- **Extrait**:
-=-=-=-=-

Face aux différentes options actuellement proposées, est-ce compliqué de se situer quand on est exploitant agricole?
IP-Suisse est aujourd’hui un acteur majeur, réunissant environ 10'000 exploitations. Si on ajoute Bio Suisse, ça fait du monde. Alors qu’AgroImpact manque encore de notoriété et n’a, pour l’instant, été rejoint que par quelques centaines de familles. Mais IP-Suisse et Bio Suisse pourraient se joindre à nous si on les y incite, et si des financeurs acceptent de payer des primes pour des produits bio. Et plus généralement, l’agriculteur a besoin d’être accompagné pour s’y retrouver. Même s’il pouvait faire son diagnostic carbone tout seul devant son ordinateur, encore faudrait-il qu’il le fasse. A ce titre, le degré d’acceptation du calculateur IP Lait sera très intéressant.
Peut-on toucher de l’argent de plusieurs côtés?
Potentiellement oui, en fonction des montants à disposition pour chaque production de l'exploitation. Pour ce qui me concerne, je suis en bio, mais ça ne me vaut pas de prime en tant que telle. En fait, je livre chaque année 120'000 kilos de lait pour la transformation en Vacherin Mont-d’Or AOP, à un bon prix mais sans prime, car il n'y a pas encore de financeur pour ce produit, et le solde de 250'000 litres à la coopérative laitière mooh pour du lait d’industrie. Et comme mooh fait partie d’AgroImpact, là je touche une prime.
Comme président de Prolait, quelle évolution espérez-vous? J’ai lu que «les organisations se disent ouvertes à des partenariats pour harmoniser les méthodologies et éviter les doubles comptages»…
Si on peut trouver des solutions pour harmoniser et simplifier, à la bonne heure! Idéalement, AgroImpact peut intégrer le système à points d’IP-Suisse et Bio Suisse. On pourrait effectuer le diagnostic et le plan d'action de l'exploitation, décompter les effets du système IP-Suisse et payer des primes sur la différence. C’est d’ailleurs ce qu’AgroImpact a proposé. Mais il faudrait aussi que les agriculteurs IP-Suisse et Bio Suisse se sentent concernés, et mettent gentiment la pression sur leurs comités pour réclamer ce système unique. Avec ce dénominateur commun: un diagnostic carbone par exploitation. On attend aussi de l’Union suisse des paysans qu’elle s’implique pour convaincre IP-Suisse et Bio Suisse, et, enfin, cela dépendra des distributeurs. Migros est l’entreprise qui achète le plus de produits fabriqués selon les normes IP-Suisse. Alors si tous les autres, Coop, Lidl, Aldi et les gros transformateurs industriels s’unissent pour ne prendre en compte que les données récoltées par exploitation, peut-être que Migros devra se soumettre. Des tractations sont en cours entre ces distributeurs, on devrait en savoir plus début 2026, et ça pourrait donner un coup de boost à AgroImpact.

-=-=-=-=-

- **Matériel fourni**:
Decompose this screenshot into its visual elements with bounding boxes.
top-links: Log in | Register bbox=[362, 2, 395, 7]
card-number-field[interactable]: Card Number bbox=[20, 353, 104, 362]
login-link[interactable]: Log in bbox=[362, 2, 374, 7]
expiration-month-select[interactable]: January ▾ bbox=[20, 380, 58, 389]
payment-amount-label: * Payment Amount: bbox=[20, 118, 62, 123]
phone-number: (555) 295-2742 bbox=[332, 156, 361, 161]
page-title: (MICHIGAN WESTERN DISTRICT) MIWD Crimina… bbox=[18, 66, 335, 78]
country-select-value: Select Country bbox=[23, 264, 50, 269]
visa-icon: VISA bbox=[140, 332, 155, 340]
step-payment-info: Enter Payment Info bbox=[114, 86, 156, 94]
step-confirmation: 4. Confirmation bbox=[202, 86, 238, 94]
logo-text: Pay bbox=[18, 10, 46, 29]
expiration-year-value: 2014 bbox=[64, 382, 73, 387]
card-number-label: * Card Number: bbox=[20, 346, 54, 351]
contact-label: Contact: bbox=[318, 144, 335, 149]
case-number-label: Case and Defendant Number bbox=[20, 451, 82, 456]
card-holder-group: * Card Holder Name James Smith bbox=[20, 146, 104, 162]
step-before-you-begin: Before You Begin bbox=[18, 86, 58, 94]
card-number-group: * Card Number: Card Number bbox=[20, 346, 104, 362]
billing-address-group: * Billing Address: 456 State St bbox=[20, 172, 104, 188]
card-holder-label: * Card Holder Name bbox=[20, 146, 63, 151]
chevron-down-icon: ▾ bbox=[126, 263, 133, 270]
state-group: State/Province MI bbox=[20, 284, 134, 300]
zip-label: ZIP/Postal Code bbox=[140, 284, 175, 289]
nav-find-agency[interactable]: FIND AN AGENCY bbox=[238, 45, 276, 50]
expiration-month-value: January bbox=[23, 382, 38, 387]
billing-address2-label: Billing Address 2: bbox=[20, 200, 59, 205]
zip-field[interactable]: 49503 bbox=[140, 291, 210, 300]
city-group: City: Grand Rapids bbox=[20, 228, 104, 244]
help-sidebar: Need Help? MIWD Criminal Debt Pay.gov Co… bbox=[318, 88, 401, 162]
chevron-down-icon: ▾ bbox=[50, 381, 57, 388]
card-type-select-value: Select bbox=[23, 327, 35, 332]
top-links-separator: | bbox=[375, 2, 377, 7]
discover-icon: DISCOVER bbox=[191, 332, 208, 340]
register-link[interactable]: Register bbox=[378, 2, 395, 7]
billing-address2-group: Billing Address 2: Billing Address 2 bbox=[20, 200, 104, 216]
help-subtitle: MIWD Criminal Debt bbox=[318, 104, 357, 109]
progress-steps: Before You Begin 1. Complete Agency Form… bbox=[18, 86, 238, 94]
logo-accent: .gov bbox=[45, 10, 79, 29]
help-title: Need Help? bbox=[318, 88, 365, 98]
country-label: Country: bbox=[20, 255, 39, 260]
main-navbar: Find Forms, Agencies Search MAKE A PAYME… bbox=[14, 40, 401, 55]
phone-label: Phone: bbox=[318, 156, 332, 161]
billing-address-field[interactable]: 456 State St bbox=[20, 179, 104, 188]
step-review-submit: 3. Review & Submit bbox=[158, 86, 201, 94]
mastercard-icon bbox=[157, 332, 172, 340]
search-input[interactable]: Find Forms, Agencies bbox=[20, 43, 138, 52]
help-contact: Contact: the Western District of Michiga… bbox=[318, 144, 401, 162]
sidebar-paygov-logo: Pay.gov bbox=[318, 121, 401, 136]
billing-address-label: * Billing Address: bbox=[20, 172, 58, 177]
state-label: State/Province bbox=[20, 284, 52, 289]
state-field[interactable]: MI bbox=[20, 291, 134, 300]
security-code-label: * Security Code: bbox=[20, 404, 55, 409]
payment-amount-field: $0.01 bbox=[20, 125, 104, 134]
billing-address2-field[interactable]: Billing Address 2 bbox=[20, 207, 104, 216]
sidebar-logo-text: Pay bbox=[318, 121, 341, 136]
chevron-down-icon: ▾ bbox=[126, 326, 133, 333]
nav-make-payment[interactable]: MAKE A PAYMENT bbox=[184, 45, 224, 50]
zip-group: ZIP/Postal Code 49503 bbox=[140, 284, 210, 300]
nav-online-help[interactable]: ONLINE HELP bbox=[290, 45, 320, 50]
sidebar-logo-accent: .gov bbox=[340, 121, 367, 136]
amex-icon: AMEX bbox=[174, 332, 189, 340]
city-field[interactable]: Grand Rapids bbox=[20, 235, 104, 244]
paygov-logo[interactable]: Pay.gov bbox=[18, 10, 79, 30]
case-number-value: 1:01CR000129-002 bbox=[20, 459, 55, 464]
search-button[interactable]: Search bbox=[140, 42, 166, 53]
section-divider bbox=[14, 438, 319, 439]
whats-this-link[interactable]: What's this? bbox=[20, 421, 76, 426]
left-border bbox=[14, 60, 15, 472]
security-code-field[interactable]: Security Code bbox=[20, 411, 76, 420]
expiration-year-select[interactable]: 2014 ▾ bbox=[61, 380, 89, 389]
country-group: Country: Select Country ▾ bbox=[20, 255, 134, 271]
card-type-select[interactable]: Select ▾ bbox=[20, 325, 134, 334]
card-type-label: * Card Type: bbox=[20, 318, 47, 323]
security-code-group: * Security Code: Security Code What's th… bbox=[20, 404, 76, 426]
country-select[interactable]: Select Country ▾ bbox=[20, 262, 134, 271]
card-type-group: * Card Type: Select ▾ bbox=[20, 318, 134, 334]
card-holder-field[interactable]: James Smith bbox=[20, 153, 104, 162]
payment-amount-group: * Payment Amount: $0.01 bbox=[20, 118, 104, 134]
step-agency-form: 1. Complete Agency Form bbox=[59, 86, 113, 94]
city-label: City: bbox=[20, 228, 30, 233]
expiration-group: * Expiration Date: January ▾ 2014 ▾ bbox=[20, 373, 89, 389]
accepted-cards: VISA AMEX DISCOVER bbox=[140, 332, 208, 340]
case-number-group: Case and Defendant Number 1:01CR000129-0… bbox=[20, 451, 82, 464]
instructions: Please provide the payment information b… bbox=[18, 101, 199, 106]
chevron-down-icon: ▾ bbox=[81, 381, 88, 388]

-=-=-=-=-

- **Consignes**:
a – Résumez en deux phrases l'extrait sur AgroImpact.
b – Recopiez le passage de l'extrait qui commence par «IP-Suisse est aujourd’hui» et se poursuit jusqu'à «de plusieurs côtés?».
Vous n'avez pas besoin du matériel fourni pour ce travail.

- **Résultats par tâche**:
a – AgroImpact ne réunit pour l'instant que quelques centaines de familles, contre environ 10'000 exploitations pour IP-Suisse, mais IP-Suisse et Bio Suisse pourraient le rejoindre, et la personne interrogée touche déjà une prime sur le lait livré à la coopérative mooh, qui en fait partie. Elle souhaite un système unique fondé sur un diagnostic carbone par exploitation, qui dépendra aussi de l'Union suisse des paysans et des distributeurs, dont les tractations en cours devraient être mieux connues début 2026.

b –
IP-Suisse est aujourd’hui un acteur majeur, réunissant environ 10'000 exploitations. Si on ajoute Bio Suisse, ça fait du monde. Alors qu’AgroImpact manque encore de notoriété et n’a, pour l’instant, été rejoint que par quelques centaines de familles. Mais IP-Suisse et Bio Suisse pourraient se joindre à nous si on les y incite, et si des financeurs acceptent de payer des primes pour des produits bio. Et plus généralement, l’agriculteur a besoin d’être accompagné pour s’y retrouver. Même s’il pouvait faire son diagnostic carbone tout seul devant son ordinateur, encore faudrait-il qu’il le fasse. A ce titre, le degré d’acceptation du calculateur IP Lait sera très intéressant.
Peut-on toucher de l’argent de plusieurs côtés?